### MATERIAL PROVIDED
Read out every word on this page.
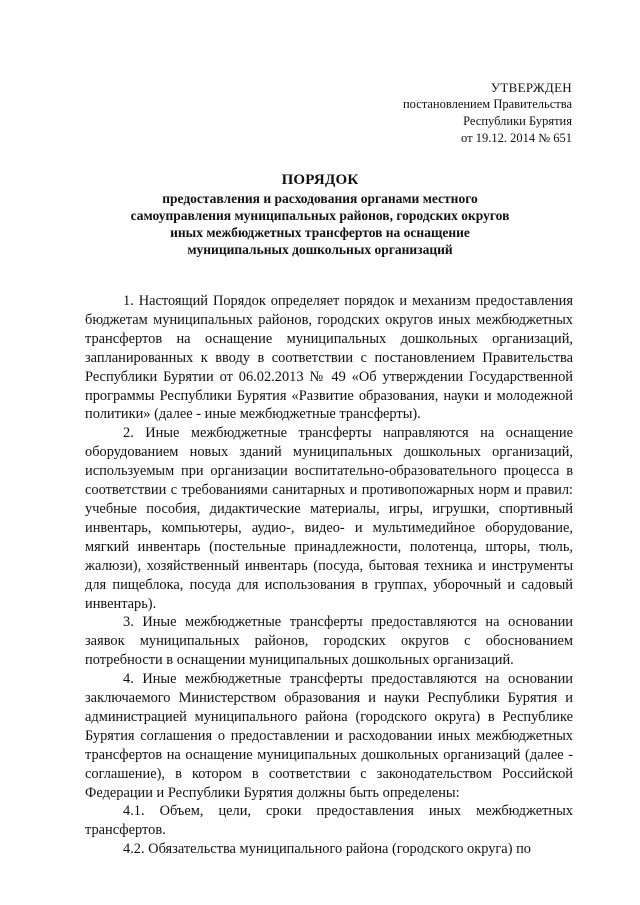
УТВЕРЖДЕН
постановлением Правительства
Республики Бурятия
от 19.12. 2014 № 651
ПОРЯДОК
предоставления и расходования органами местного
самоуправления муниципальных районов, городских округов
иных межбюджетных трансфертов на оснащение
муниципальных дошкольных организаций

1. Настоящий Порядок определяет порядок и механизм предоставления бюджетам муниципальных районов, городских округов иных межбюджетных трансфертов на оснащение муниципальных дошкольных организаций, запланированных к вводу в соответствии с постановлением Правительства Республики Бурятии от 06.02.2013 № 49 «Об утверждении Государственной программы Республики Бурятия «Развитие образования, науки и молодежной политики» (далее - иные межбюджетные трансферты).

2. Иные межбюджетные трансферты направляются на оснащение оборудованием новых зданий муниципальных дошкольных организаций, используемым при организации воспитательно-образовательного процесса в соответствии с требованиями санитарных и противопожарных норм и правил: учебные пособия, дидактические материалы, игры, игрушки, спортивный инвентарь, компьютеры, аудио-, видео- и мультимедийное оборудование, мягкий инвентарь (постельные принадлежности, полотенца, шторы, тюль, жалюзи), хозяйственный инвентарь (посуда, бытовая техника и инструменты для пищеблока, посуда для использования в группах, уборочный и садовый инвентарь).

3. Иные межбюджетные трансферты предоставляются на основании заявок муниципальных районов, городских округов с обоснованием потребности в оснащении муниципальных дошкольных организаций.

4. Иные межбюджетные трансферты предоставляются на основании заключаемого Министерством образования и науки Республики Бурятия и администрацией муниципального района (городского округа) в Республике Бурятия соглашения о предоставлении и расходовании иных межбюджетных трансфертов на оснащение муниципальных дошкольных организаций (далее - соглашение), в котором в соответствии с законодательством Российской Федерации и Республики Бурятия должны быть определены:

4.1. Объем, цели, сроки предоставления иных межбюджетных трансфертов.

4.2. Обязательства муниципального района (городского округа) по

### OBJECTIVE
Copy every line of the records above that contains "муниципального".

### RESULT FOR THIS EXERCISE
4. Иные межбюджетные трансферты предоставляются на основании заключаемого Министерством образования и науки Республики Бурятия и администрацией муниципального района (городского округа) в Республике Бурятия соглашения о предоставлении и расходовании иных межбюджетных трансфертов на оснащение муниципальных дошкольных организаций (далее - соглашение), в котором в соответствии с законодательством Российской Федерации и Республики Бурятия должны быть определены:
4.2. Обязательства муниципального района (городского округа) по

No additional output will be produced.